** The exercise **
Return the material exactly as supplied, apart from the pictures, which are omitted.

** Records shown **
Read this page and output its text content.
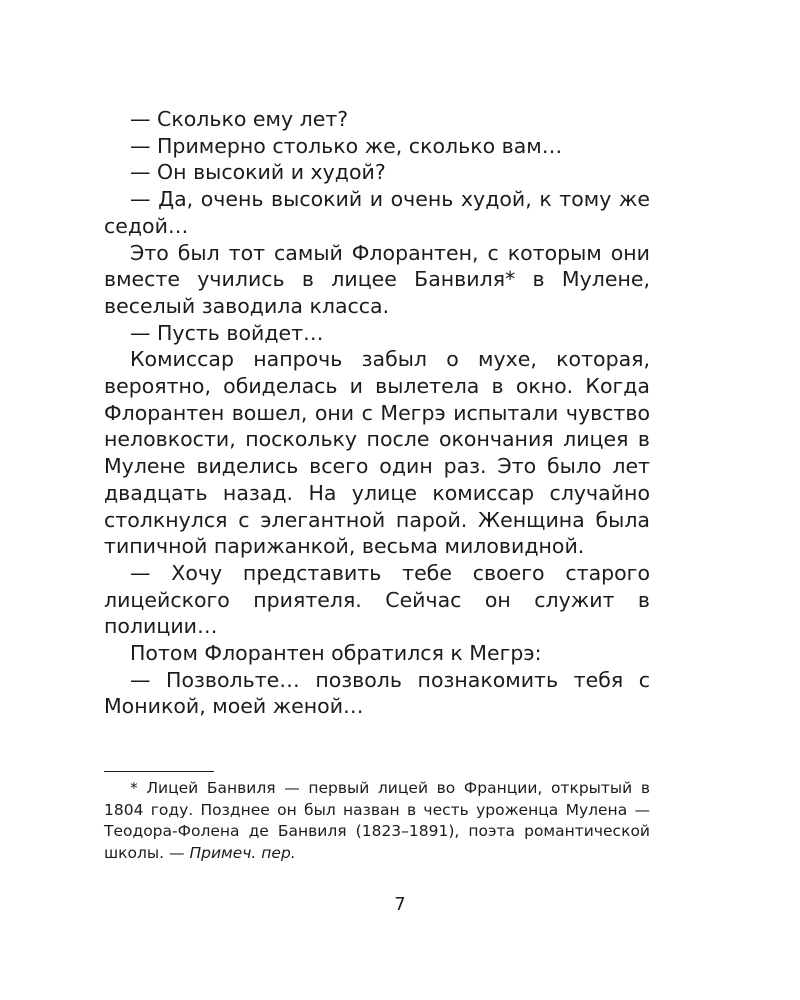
— Сколько ему лет?

— Примерно столько же, сколько вам…

— Он высокий и худой?

— Да, очень высокий и очень худой, к тому же седой…

Это был тот самый Флорантен, с которым они вместе учились в лицее Банвиля* в Мулене, веселый заводила класса.

— Пусть войдет…

Комиссар напрочь забыл о мухе, которая, вероятно, обиделась и вылетела в окно. Когда Флорантен вошел, они с Мегрэ испытали чувство неловкости, поскольку после окончания лицея в Мулене виделись всего один раз. Это было лет двадцать назад. На улице комиссар случайно столкнулся с элегантной парой. Женщина была типичной парижанкой, весьма миловидной.

— Хочу представить тебе своего старого лицейского приятеля. Сейчас он служит в полиции…

Потом Флорантен обратился к Мегрэ:

— Позвольте… позволь познакомить тебя с Моникой, моей женой…

* Лицей Банвиля — первый лицей во Франции, открытый в 1804 году. Позднее он был назван в честь уроженца Мулена — Теодора-Фолена де Банвиля (1823–1891), поэта романтической школы. — Примеч. пер.

7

** Result **
Read this page and output its text content.
— Сколько ему лет?

— Примерно столько же, сколько вам…

— Он высокий и худой?

— Да, очень высокий и очень худой, к тому же седой…

Это был тот самый Флорантен, с которым они вместе учились в лицее Банвиля* в Мулене, веселый заводила класса.

— Пусть войдет…

Комиссар напрочь забыл о мухе, которая, вероятно, обиделась и вылетела в окно. Когда Флорантен вошел, они с Мегрэ испытали чувство неловкости, поскольку после окончания лицея в Мулене виделись всего один раз. Это было лет двадцать назад. На улице комиссар случайно столкнулся с элегантной парой. Женщина была типичной парижанкой, весьма миловидной.

— Хочу представить тебе своего старого лицейского приятеля. Сейчас он служит в полиции…

Потом Флорантен обратился к Мегрэ:

— Позвольте… позволь познакомить тебя с Моникой, моей женой…

* Лицей Банвиля — первый лицей во Франции, открытый в 1804 году. Позднее он был назван в честь уроженца Мулена — Теодора-Фолена де Банвиля (1823–1891), поэта романтической школы. — Примеч. пер.

7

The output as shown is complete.